(Extracted data entries)
- - - - - - -
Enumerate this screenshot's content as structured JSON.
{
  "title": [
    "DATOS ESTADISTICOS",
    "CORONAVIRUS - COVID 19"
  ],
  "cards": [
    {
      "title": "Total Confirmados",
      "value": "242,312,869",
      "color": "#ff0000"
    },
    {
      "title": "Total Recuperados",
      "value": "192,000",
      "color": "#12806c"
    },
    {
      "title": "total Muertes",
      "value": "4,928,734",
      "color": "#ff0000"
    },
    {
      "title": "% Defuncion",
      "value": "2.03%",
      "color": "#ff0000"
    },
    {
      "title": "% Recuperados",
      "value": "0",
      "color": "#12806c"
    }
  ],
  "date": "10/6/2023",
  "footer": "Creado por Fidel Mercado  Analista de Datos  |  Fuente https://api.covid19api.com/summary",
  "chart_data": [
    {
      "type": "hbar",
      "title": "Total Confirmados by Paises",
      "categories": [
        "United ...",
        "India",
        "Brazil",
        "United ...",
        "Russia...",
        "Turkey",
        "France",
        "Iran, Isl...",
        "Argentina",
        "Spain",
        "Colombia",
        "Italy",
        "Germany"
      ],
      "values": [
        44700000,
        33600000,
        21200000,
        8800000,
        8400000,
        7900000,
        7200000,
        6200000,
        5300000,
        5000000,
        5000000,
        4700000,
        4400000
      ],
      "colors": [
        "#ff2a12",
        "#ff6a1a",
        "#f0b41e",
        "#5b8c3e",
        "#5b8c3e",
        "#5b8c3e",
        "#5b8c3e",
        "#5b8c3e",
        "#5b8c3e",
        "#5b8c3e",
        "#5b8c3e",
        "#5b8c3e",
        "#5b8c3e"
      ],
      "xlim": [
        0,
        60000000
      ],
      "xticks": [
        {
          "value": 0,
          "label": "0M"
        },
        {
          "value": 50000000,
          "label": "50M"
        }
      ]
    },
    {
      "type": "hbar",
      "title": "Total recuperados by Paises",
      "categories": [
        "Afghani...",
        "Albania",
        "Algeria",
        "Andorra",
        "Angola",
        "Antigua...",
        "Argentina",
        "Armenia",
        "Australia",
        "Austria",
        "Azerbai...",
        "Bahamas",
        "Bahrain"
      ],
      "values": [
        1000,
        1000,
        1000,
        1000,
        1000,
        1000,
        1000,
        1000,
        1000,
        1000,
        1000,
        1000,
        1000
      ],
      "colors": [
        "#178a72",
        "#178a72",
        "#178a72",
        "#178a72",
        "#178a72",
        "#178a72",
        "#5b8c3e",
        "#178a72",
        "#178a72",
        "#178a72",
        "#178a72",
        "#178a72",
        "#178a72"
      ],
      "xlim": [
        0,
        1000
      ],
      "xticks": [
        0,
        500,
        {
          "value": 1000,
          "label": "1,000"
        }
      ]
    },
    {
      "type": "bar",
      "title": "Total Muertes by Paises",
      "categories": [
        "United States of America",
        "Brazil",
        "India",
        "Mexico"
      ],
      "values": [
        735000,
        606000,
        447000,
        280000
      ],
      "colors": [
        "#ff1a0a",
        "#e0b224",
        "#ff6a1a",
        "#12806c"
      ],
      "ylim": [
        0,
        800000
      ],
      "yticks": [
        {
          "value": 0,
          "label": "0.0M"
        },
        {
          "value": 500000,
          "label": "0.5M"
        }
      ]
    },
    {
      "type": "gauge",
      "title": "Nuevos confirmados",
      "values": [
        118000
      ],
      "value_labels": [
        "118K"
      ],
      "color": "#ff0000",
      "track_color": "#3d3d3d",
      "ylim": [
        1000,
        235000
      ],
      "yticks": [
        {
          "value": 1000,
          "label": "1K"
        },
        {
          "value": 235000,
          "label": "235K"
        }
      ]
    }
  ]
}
- - - - - - -
» **Task brief**
Consider the entries above and return each line with the string "Paises".

» **Exercise solution**
      "title": "Total Confirmados by Paises",
      "title": "Total recuperados by Paises",
      "title": "Total Muertes by Paises",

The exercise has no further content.